* **DIRECTION**
Copy each line below without leaving any out.

* **STORED ROWS**
========
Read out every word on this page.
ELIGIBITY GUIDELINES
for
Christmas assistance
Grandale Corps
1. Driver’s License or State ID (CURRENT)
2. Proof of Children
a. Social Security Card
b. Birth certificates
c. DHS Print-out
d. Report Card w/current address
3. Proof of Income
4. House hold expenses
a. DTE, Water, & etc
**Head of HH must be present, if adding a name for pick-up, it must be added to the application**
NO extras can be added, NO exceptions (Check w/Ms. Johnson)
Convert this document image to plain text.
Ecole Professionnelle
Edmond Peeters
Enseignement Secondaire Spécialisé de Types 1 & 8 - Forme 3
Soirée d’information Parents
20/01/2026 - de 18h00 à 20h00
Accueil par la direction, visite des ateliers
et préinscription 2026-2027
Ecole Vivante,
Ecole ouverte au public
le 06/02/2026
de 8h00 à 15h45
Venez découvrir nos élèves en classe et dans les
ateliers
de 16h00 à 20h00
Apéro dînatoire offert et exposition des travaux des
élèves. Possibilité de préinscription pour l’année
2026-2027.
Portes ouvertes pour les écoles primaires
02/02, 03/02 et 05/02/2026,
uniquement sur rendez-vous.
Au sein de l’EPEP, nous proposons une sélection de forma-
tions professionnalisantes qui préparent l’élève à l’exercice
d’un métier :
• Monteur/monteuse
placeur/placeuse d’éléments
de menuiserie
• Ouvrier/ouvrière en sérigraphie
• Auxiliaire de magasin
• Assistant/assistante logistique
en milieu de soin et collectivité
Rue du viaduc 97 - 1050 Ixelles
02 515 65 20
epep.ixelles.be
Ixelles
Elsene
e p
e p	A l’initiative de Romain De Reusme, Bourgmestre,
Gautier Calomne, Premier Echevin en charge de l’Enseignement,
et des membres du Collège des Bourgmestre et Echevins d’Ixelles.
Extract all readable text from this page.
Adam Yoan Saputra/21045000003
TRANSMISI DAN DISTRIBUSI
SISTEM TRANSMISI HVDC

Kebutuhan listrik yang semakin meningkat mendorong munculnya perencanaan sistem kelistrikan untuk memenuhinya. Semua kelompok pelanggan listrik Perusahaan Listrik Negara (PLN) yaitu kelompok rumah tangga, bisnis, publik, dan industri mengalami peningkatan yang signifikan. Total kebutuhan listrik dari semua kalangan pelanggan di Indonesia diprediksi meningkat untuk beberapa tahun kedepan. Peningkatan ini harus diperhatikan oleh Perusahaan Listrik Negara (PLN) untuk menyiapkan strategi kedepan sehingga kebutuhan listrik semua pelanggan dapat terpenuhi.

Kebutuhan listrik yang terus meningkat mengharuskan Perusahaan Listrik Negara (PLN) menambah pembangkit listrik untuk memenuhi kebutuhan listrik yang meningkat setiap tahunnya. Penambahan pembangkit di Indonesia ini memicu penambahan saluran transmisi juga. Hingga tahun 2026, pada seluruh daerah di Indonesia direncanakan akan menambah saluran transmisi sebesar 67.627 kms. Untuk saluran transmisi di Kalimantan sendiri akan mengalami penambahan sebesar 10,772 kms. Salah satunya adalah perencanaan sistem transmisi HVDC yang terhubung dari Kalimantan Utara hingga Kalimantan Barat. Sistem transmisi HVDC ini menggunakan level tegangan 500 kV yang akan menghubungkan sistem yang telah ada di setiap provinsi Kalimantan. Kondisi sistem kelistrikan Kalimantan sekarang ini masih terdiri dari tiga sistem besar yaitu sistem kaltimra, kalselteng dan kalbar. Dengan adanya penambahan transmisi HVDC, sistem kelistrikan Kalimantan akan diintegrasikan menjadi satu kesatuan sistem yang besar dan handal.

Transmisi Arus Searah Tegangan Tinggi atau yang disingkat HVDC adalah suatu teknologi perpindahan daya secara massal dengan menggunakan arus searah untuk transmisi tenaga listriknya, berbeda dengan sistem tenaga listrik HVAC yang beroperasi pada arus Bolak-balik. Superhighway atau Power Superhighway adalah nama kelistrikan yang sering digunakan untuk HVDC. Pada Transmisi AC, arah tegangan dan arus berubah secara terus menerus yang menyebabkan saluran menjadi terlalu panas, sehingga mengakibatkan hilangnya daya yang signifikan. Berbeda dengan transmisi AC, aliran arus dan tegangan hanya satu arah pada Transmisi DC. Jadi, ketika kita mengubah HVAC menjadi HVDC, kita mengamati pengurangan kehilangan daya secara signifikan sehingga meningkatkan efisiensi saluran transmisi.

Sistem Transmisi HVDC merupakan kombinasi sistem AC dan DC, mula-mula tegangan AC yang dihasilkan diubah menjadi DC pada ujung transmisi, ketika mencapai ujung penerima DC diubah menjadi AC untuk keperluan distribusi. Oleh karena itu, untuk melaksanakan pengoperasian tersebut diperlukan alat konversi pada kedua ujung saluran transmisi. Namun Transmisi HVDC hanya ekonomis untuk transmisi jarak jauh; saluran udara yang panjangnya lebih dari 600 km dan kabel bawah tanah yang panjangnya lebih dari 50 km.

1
========
* **SOLVED PROBLEM**
Read out every word on this page.
ELIGIBITY GUIDELINES
for
Christmas assistance
Grandale Corps
1. Driver’s License or State ID (CURRENT)
2. Proof of Children
a. Social Security Card
b. Birth certificates
c. DHS Print-out
d. Report Card w/current address
3. Proof of Income
4. House hold expenses
a. DTE, Water, & etc
**Head of HH must be present, if adding a name for pick-up, it must be added to the application**
NO extras can be added, NO exceptions (Check w/Ms. Johnson)
Convert this document image to plain text.
Ecole Professionnelle
Edmond Peeters
Enseignement Secondaire Spécialisé de Types 1 & 8 - Forme 3
Soirée d’information Parents
20/01/2026 - de 18h00 à 20h00
Accueil par la direction, visite des ateliers
et préinscription 2026-2027
Ecole Vivante,
Ecole ouverte au public
le 06/02/2026
de 8h00 à 15h45
Venez découvrir nos élèves en classe et dans les
ateliers
de 16h00 à 20h00
Apéro dînatoire offert et exposition des travaux des
élèves. Possibilité de préinscription pour l’année
2026-2027.
Portes ouvertes pour les écoles primaires
02/02, 03/02 et 05/02/2026,
uniquement sur rendez-vous.
Au sein de l’EPEP, nous proposons une sélection de forma-
tions professionnalisantes qui préparent l’élève à l’exercice
d’un métier :
• Monteur/monteuse
placeur/placeuse d’éléments
de menuiserie
• Ouvrier/ouvrière en sérigraphie
• Auxiliaire de magasin
• Assistant/assistante logistique
en milieu de soin et collectivité
Rue du viaduc 97 - 1050 Ixelles
02 515 65 20
epep.ixelles.be
Ixelles
Elsene
e p
e p	A l’initiative de Romain De Reusme, Bourgmestre,
Gautier Calomne, Premier Echevin en charge de l’Enseignement,
et des membres du Collège des Bourgmestre et Echevins d’Ixelles.
Extract all readable text from this page.
Adam Yoan Saputra/21045000003
TRANSMISI DAN DISTRIBUSI
SISTEM TRANSMISI HVDC

Kebutuhan listrik yang semakin meningkat mendorong munculnya perencanaan sistem kelistrikan untuk memenuhinya. Semua kelompok pelanggan listrik Perusahaan Listrik Negara (PLN) yaitu kelompok rumah tangga, bisnis, publik, dan industri mengalami peningkatan yang signifikan. Total kebutuhan listrik dari semua kalangan pelanggan di Indonesia diprediksi meningkat untuk beberapa tahun kedepan. Peningkatan ini harus diperhatikan oleh Perusahaan Listrik Negara (PLN) untuk menyiapkan strategi kedepan sehingga kebutuhan listrik semua pelanggan dapat terpenuhi.

Kebutuhan listrik yang terus meningkat mengharuskan Perusahaan Listrik Negara (PLN) menambah pembangkit listrik untuk memenuhi kebutuhan listrik yang meningkat setiap tahunnya. Penambahan pembangkit di Indonesia ini memicu penambahan saluran transmisi juga. Hingga tahun 2026, pada seluruh daerah di Indonesia direncanakan akan menambah saluran transmisi sebesar 67.627 kms. Untuk saluran transmisi di Kalimantan sendiri akan mengalami penambahan sebesar 10,772 kms. Salah satunya adalah perencanaan sistem transmisi HVDC yang terhubung dari Kalimantan Utara hingga Kalimantan Barat. Sistem transmisi HVDC ini menggunakan level tegangan 500 kV yang akan menghubungkan sistem yang telah ada di setiap provinsi Kalimantan. Kondisi sistem kelistrikan Kalimantan sekarang ini masih terdiri dari tiga sistem besar yaitu sistem kaltimra, kalselteng dan kalbar. Dengan adanya penambahan transmisi HVDC, sistem kelistrikan Kalimantan akan diintegrasikan menjadi satu kesatuan sistem yang besar dan handal.

Transmisi Arus Searah Tegangan Tinggi atau yang disingkat HVDC adalah suatu teknologi perpindahan daya secara massal dengan menggunakan arus searah untuk transmisi tenaga listriknya, berbeda dengan sistem tenaga listrik HVAC yang beroperasi pada arus Bolak-balik. Superhighway atau Power Superhighway adalah nama kelistrikan yang sering digunakan untuk HVDC. Pada Transmisi AC, arah tegangan dan arus berubah secara terus menerus yang menyebabkan saluran menjadi terlalu panas, sehingga mengakibatkan hilangnya daya yang signifikan. Berbeda dengan transmisi AC, aliran arus dan tegangan hanya satu arah pada Transmisi DC. Jadi, ketika kita mengubah HVAC menjadi HVDC, kita mengamati pengurangan kehilangan daya secara signifikan sehingga meningkatkan efisiensi saluran transmisi.

Sistem Transmisi HVDC merupakan kombinasi sistem AC dan DC, mula-mula tegangan AC yang dihasilkan diubah menjadi DC pada ujung transmisi, ketika mencapai ujung penerima DC diubah menjadi AC untuk keperluan distribusi. Oleh karena itu, untuk melaksanakan pengoperasian tersebut diperlukan alat konversi pada kedua ujung saluran transmisi. Namun Transmisi HVDC hanya ekonomis untuk transmisi jarak jauh; saluran udara yang panjangnya lebih dari 600 km dan kabel bawah tanah yang panjangnya lebih dari 50 km.

1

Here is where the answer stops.